### PROVIDED TEXT
-Special Populations
Hepatic Impairment
Patients with hepatic impairment (Child-Pugh B and C) had a mean atazanavir half-life of 12.1 hours and a mean AUC to infinity that was 42% greater than the mean AUC value of patients with normal hepatic function. Increased serum concentrations of atazanavir are expected in patients with moderate to severe hepatic impairment. Atazanavir is not recommended for use in patients with severe hepatic disease.
Renal Impairment
In patients with severe renal impairment receiving atazanavir not undergoing hemodialysis (n = 10), the mean Cmax is 9% lower, the mean AUC is 19% higher, and the mean Cmin is 96% higher than in patients with normal renal function. In a 4 hour hemodialysis session, 2.1% of the dose is removed. When atazanavir is administered either prior to or after hemodialysis (n = 10), the mean Cmax, AUC, and Cmin are approximately 25% to 43% lower as compared to patients with normal renal function. The mechanism for this decrease is unknown.

### INFORMATION GIVEN
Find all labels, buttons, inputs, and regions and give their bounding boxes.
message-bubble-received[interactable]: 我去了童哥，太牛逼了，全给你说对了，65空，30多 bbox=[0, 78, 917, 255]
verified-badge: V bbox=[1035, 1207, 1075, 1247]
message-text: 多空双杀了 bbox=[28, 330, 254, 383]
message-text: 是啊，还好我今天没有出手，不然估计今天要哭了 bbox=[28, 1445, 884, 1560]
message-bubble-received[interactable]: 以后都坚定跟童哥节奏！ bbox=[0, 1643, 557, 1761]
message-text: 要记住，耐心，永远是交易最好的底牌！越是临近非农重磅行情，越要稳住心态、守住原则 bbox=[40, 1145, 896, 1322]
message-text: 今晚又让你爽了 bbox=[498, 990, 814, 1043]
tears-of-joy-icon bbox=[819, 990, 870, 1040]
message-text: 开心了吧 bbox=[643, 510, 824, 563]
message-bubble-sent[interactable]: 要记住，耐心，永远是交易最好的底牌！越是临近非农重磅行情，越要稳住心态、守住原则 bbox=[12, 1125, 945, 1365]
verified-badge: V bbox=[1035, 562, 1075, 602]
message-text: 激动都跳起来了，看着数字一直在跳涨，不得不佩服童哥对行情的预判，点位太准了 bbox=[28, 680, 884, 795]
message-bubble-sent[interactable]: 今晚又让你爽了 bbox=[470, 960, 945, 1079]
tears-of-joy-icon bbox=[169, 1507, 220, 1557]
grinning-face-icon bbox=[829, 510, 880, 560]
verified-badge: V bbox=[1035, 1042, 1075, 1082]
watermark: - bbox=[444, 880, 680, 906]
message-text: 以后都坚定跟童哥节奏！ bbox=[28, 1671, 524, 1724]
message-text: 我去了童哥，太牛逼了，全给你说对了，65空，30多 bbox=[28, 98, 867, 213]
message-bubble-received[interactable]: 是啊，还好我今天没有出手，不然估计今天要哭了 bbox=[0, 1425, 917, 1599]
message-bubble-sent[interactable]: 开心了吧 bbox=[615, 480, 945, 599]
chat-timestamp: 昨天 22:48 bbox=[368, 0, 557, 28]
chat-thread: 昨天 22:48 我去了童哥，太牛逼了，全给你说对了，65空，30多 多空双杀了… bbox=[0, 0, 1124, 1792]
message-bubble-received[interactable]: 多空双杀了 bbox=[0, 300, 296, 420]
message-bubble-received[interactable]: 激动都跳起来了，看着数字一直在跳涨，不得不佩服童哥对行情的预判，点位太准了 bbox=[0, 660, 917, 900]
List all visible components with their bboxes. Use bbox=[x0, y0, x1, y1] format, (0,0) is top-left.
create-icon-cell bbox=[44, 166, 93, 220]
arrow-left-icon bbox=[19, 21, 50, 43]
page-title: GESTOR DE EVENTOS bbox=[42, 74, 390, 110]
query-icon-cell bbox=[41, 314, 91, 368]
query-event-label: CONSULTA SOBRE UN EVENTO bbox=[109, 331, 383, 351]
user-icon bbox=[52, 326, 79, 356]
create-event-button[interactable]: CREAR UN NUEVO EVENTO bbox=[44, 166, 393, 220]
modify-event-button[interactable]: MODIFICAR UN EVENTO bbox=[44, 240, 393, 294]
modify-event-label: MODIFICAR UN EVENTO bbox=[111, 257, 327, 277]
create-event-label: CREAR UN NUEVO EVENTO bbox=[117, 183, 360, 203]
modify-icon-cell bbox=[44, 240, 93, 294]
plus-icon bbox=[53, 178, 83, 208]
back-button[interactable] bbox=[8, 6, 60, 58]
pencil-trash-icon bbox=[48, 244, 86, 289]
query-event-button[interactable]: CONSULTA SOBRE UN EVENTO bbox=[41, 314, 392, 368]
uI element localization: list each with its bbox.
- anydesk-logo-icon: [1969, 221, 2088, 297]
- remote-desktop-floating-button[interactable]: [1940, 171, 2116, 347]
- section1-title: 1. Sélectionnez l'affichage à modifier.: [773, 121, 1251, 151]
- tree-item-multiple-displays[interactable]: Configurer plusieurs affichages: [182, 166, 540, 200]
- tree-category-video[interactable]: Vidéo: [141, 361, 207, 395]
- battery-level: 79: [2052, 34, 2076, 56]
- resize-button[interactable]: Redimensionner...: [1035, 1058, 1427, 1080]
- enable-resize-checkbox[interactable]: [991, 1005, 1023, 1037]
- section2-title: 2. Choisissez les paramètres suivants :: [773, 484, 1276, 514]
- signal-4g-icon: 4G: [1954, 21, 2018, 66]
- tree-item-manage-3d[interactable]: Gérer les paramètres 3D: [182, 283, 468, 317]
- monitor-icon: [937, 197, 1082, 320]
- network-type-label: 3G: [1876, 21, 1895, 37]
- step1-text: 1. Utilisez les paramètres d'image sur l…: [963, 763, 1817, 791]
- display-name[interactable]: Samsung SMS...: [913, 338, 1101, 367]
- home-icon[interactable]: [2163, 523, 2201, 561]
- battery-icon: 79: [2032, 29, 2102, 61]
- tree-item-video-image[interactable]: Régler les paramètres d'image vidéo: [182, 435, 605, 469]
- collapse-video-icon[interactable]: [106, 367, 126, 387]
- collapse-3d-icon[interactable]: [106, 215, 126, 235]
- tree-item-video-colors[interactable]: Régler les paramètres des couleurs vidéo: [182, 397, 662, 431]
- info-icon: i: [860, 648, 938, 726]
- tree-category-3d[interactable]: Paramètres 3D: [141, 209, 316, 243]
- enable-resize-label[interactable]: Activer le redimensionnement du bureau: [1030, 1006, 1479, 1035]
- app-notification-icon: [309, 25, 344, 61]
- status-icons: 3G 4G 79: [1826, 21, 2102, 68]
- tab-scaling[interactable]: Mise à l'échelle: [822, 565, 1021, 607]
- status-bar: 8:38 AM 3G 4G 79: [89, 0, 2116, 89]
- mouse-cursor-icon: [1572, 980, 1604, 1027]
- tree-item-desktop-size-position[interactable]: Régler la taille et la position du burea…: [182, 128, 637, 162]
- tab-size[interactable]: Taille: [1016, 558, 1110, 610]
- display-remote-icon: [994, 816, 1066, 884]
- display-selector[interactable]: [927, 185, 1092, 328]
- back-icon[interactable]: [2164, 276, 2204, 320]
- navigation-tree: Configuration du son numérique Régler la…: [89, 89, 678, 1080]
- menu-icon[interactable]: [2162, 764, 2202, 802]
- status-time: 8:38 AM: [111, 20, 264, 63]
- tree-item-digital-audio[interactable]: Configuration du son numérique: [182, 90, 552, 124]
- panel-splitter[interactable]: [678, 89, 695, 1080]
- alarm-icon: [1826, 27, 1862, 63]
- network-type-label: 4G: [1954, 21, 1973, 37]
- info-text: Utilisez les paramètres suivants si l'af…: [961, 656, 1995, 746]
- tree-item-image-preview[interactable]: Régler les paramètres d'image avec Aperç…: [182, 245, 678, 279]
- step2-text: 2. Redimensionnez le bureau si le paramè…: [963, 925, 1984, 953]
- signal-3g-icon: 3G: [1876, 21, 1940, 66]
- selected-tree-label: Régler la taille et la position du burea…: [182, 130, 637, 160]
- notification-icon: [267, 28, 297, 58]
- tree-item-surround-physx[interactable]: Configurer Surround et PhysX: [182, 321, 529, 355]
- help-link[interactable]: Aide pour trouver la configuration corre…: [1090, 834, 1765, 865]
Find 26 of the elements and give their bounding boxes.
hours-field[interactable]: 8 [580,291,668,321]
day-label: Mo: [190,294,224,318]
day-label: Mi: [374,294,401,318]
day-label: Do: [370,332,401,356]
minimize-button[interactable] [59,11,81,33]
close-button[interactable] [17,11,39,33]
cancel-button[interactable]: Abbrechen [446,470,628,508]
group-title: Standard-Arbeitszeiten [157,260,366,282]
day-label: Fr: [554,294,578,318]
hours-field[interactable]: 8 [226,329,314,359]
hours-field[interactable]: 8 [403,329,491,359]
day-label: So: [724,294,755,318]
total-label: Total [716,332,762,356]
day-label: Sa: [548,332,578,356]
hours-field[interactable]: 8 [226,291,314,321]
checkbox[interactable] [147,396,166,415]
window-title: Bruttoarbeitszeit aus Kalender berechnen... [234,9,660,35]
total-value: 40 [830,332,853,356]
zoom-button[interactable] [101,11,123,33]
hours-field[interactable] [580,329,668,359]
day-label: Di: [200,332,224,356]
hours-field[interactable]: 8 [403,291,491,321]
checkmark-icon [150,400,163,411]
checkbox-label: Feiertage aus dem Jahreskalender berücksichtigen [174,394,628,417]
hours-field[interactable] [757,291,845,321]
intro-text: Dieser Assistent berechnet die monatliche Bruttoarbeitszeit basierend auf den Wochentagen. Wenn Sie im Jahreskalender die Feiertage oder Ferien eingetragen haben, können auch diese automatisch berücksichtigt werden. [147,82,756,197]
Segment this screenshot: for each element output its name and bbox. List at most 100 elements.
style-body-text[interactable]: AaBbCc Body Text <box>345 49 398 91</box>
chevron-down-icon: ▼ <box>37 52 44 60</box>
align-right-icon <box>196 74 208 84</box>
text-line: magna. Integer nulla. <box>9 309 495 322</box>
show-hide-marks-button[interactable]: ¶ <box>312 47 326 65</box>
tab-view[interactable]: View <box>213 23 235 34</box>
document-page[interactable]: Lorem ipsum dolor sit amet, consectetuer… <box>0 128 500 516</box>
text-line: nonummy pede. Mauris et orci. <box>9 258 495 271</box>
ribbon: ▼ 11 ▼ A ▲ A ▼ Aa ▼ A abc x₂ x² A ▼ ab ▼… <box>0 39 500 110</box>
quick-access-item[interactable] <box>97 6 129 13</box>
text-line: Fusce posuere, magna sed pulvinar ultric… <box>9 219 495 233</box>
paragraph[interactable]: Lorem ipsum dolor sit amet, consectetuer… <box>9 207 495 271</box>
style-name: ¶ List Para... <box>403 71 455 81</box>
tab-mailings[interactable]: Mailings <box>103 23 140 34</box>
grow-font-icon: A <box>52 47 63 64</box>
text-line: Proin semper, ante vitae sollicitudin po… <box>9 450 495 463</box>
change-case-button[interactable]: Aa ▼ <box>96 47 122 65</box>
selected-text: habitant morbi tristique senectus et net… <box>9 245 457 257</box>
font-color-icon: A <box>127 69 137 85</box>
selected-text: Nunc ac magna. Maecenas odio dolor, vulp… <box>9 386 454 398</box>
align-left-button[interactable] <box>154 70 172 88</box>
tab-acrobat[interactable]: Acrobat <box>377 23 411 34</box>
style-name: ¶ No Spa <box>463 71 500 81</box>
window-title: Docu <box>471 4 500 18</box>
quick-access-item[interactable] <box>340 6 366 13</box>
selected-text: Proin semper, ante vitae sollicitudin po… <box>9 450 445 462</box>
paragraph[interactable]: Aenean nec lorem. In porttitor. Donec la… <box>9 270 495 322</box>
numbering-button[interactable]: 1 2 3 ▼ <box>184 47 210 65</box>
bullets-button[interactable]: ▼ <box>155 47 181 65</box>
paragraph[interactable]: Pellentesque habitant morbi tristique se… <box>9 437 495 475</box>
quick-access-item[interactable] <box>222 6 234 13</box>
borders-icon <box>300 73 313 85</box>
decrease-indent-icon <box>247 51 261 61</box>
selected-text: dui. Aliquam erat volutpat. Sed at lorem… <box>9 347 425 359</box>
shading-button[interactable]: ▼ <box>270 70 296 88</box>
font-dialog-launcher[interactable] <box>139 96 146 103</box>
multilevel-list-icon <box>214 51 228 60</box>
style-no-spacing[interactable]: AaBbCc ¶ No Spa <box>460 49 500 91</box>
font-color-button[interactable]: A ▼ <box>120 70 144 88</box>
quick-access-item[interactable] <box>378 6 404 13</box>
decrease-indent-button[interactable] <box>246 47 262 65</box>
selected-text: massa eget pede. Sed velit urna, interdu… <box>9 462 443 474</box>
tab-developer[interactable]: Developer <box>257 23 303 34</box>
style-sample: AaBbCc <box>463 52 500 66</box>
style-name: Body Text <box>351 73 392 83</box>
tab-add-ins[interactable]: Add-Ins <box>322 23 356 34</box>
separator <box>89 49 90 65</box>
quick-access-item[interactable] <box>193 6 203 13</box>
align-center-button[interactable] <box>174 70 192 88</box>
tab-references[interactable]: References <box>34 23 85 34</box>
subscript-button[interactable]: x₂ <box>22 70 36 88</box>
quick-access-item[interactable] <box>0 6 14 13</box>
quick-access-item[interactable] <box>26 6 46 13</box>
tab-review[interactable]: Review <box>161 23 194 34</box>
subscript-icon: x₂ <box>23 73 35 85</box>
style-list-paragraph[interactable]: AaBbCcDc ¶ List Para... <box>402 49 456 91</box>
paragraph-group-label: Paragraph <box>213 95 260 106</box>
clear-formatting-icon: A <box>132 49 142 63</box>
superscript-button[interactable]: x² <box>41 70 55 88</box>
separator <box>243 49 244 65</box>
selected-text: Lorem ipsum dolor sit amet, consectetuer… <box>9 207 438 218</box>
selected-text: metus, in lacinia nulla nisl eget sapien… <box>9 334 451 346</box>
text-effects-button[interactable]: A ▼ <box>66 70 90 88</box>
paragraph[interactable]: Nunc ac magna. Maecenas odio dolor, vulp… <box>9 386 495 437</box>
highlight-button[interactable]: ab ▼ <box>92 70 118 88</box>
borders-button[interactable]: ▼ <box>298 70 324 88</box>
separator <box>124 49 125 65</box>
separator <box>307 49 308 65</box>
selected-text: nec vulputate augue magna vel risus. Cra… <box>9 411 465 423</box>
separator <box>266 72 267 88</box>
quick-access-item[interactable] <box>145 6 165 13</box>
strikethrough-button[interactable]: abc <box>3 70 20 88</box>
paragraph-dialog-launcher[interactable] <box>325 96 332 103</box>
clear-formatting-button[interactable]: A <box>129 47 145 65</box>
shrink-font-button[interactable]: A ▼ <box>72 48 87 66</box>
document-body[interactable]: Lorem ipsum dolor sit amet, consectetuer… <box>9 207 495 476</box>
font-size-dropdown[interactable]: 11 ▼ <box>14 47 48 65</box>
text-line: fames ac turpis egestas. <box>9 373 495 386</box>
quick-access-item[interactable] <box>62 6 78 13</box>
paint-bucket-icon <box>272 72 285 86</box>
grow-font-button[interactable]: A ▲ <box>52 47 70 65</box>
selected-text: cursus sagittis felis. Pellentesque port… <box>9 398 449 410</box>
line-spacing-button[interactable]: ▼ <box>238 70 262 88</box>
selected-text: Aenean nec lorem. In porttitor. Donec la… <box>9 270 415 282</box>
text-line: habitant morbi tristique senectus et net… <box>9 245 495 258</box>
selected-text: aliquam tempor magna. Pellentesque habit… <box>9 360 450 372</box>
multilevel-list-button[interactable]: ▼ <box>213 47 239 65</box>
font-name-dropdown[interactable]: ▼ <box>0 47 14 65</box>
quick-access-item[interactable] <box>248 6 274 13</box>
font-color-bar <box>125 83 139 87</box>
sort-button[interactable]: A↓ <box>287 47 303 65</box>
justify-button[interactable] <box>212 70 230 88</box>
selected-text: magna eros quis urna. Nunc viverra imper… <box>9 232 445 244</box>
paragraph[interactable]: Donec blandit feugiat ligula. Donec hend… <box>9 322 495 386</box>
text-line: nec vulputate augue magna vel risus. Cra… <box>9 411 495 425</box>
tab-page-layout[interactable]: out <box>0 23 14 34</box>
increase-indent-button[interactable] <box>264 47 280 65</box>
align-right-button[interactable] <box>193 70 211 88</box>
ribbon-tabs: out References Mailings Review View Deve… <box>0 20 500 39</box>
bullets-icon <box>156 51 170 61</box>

### WHAT TO PRODUCE
Pick up the passage on atazanavir in hepatic and renal impairment after its final sentence and carry it on in the same technical style.

### ANSWER SPACE
Pediatrics
Infants 3 months and older, Children, and Adolescents
The pharmacokinetics of weight-based atazanavir with ritonavir have been evaluated in pediatric patients with HIV who are 3 months of age and older. The oral powder was evaluated in pediatric patients from 3 months to 11 years, and the capsules were studied in patients ages 6 to 18 years; all doses were administered with food. The pharmacokinetic parameters reported were comparable to those of adults with HIV who received a fixed dose of atazanavir 300 mg with ritonavir 100 mg (adult values: Cmax = 4,422 ng/mL; AUC = 46,073 ng x hour/mL; Cmin = 636 ng/mL)). The oral clearance of ritonavir-boosted atazanavir appears to be faster in infants and children less than 12 years of age as compared to adults. The oral clearance of unboosted atazanavir appears to be similar for children ages 6 to 12 years as compared to adults, while in adolescents 13 years and older, oral clearance appears to be faster than adults.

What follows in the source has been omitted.